▶ _DESCRIPTION OF THE TASK_: Print the entire listing. Each line must match the original exactly.

Dataset rows about figures
--- --- ---

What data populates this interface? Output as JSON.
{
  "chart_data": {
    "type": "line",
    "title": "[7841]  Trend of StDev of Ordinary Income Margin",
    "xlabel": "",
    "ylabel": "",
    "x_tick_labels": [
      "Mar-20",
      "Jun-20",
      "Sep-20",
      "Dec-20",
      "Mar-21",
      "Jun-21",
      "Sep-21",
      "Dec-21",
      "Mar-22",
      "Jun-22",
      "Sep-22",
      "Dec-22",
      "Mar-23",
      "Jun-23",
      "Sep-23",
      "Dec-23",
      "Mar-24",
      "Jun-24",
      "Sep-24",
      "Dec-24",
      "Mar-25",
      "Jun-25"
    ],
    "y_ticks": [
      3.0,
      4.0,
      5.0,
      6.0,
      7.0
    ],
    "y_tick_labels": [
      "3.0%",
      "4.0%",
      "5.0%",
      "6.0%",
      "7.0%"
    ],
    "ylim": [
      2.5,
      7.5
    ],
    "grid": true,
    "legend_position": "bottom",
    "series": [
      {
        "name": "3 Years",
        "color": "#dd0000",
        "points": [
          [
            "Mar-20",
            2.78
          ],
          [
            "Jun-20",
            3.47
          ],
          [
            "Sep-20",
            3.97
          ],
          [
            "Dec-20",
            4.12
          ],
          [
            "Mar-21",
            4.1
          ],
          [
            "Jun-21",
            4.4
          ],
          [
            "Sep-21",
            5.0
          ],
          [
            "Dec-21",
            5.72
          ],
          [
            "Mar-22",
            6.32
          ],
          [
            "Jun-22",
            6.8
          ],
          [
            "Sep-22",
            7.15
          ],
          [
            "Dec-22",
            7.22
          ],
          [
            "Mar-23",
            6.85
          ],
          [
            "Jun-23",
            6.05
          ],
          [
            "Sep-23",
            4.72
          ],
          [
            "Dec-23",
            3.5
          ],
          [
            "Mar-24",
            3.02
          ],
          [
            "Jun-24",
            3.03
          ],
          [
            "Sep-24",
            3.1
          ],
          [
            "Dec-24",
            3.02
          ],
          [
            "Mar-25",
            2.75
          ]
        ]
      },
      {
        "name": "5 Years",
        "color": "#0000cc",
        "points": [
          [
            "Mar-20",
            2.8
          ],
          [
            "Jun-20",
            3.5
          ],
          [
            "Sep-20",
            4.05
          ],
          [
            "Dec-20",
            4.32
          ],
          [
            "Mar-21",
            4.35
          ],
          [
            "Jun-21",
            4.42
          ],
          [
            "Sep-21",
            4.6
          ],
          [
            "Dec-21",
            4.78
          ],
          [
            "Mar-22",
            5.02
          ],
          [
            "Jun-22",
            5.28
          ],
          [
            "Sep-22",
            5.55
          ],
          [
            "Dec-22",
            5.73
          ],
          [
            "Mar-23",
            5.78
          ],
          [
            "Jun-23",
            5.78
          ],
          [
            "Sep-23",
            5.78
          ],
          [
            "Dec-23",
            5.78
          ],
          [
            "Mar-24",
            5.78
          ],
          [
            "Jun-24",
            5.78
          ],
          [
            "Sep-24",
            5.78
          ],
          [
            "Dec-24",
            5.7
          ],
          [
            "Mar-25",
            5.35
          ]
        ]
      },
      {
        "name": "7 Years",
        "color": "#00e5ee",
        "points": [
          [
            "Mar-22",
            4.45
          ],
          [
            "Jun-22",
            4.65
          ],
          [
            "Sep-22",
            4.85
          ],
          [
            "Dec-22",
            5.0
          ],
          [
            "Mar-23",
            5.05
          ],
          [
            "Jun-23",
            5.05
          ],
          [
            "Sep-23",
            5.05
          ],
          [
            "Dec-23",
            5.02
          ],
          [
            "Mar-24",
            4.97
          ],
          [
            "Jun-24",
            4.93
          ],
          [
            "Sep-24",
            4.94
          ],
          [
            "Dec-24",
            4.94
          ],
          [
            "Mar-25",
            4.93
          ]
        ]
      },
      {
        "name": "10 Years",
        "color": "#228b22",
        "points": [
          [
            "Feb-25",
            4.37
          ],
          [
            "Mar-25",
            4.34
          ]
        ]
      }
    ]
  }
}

--- --- ---

▶ _EXERCISE OUTPUT_:
What data populates this interface? Output as JSON.
{
  "chart_data": {
    "type": "line",
    "title": "[7841]  Trend of StDev of Ordinary Income Margin",
    "xlabel": "",
    "ylabel": "",
    "x_tick_labels": [
      "Mar-20",
      "Jun-20",
      "Sep-20",
      "Dec-20",
      "Mar-21",
      "Jun-21",
      "Sep-21",
      "Dec-21",
      "Mar-22",
      "Jun-22",
      "Sep-22",
      "Dec-22",
      "Mar-23",
      "Jun-23",
      "Sep-23",
      "Dec-23",
      "Mar-24",
      "Jun-24",
      "Sep-24",
      "Dec-24",
      "Mar-25",
      "Jun-25"
    ],
    "y_ticks": [
      3.0,
      4.0,
      5.0,
      6.0,
      7.0
    ],
    "y_tick_labels": [
      "3.0%",
      "4.0%",
      "5.0%",
      "6.0%",
      "7.0%"
    ],
    "ylim": [
      2.5,
      7.5
    ],
    "grid": true,
    "legend_position": "bottom",
    "series": [
      {
        "name": "3 Years",
        "color": "#dd0000",
        "points": [
          [
            "Mar-20",
            2.78
          ],
          [
            "Jun-20",
            3.47
          ],
          [
            "Sep-20",
            3.97
          ],
          [
            "Dec-20",
            4.12
          ],
          [
            "Mar-21",
            4.1
          ],
          [
            "Jun-21",
            4.4
          ],
          [
            "Sep-21",
            5.0
          ],
          [
            "Dec-21",
            5.72
          ],
          [
            "Mar-22",
            6.32
          ],
          [
            "Jun-22",
            6.8
          ],
          [
            "Sep-22",
            7.15
          ],
          [
            "Dec-22",
            7.22
          ],
          [
            "Mar-23",
            6.85
          ],
          [
            "Jun-23",
            6.05
          ],
          [
            "Sep-23",
            4.72
          ],
          [
            "Dec-23",
            3.5
          ],
          [
            "Mar-24",
            3.02
          ],
          [
            "Jun-24",
            3.03
          ],
          [
            "Sep-24",
            3.1
          ],
          [
            "Dec-24",
            3.02
          ],
          [
            "Mar-25",
            2.75
          ]
        ]
      },
      {
        "name": "5 Years",
        "color": "#0000cc",
        "points": [
          [
            "Mar-20",
            2.8
          ],
          [
            "Jun-20",
            3.5
          ],
          [
            "Sep-20",
            4.05
          ],
          [
            "Dec-20",
            4.32
          ],
          [
            "Mar-21",
            4.35
          ],
          [
            "Jun-21",
            4.42
          ],
          [
            "Sep-21",
            4.6
          ],
          [
            "Dec-21",
            4.78
          ],
          [
            "Mar-22",
            5.02
          ],
          [
            "Jun-22",
            5.28
          ],
          [
            "Sep-22",
            5.55
          ],
          [
            "Dec-22",
            5.73
          ],
          [
            "Mar-23",
            5.78
          ],
          [
            "Jun-23",
            5.78
          ],
          [
            "Sep-23",
            5.78
          ],
          [
            "Dec-23",
            5.78
          ],
          [
            "Mar-24",
            5.78
          ],
          [
            "Jun-24",
            5.78
          ],
          [
            "Sep-24",
            5.78
          ],
          [
            "Dec-24",
            5.7
          ],
          [
            "Mar-25",
            5.35
          ]
        ]
      },
      {
        "name": "7 Years",
        "color": "#00e5ee",
        "points": [
          [
            "Mar-22",
            4.45
          ],
          [
            "Jun-22",
            4.65
          ],
          [
            "Sep-22",
            4.85
          ],
          [
            "Dec-22",
            5.0
          ],
          [
            "Mar-23",
            5.05
          ],
          [
            "Jun-23",
            5.05
          ],
          [
            "Sep-23",
            5.05
          ],
          [
            "Dec-23",
            5.02
          ],
          [
            "Mar-24",
            4.97
          ],
          [
            "Jun-24",
            4.93
          ],
          [
            "Sep-24",
            4.94
          ],
          [
            "Dec-24",
            4.94
          ],
          [
            "Mar-25",
            4.93
          ]
        ]
      },
      {
        "name": "10 Years",
        "color": "#228b22",
        "points": [
          [
            "Feb-25",
            4.37
          ],
          [
            "Mar-25",
            4.34
          ]
        ]
      }
    ]
  }
}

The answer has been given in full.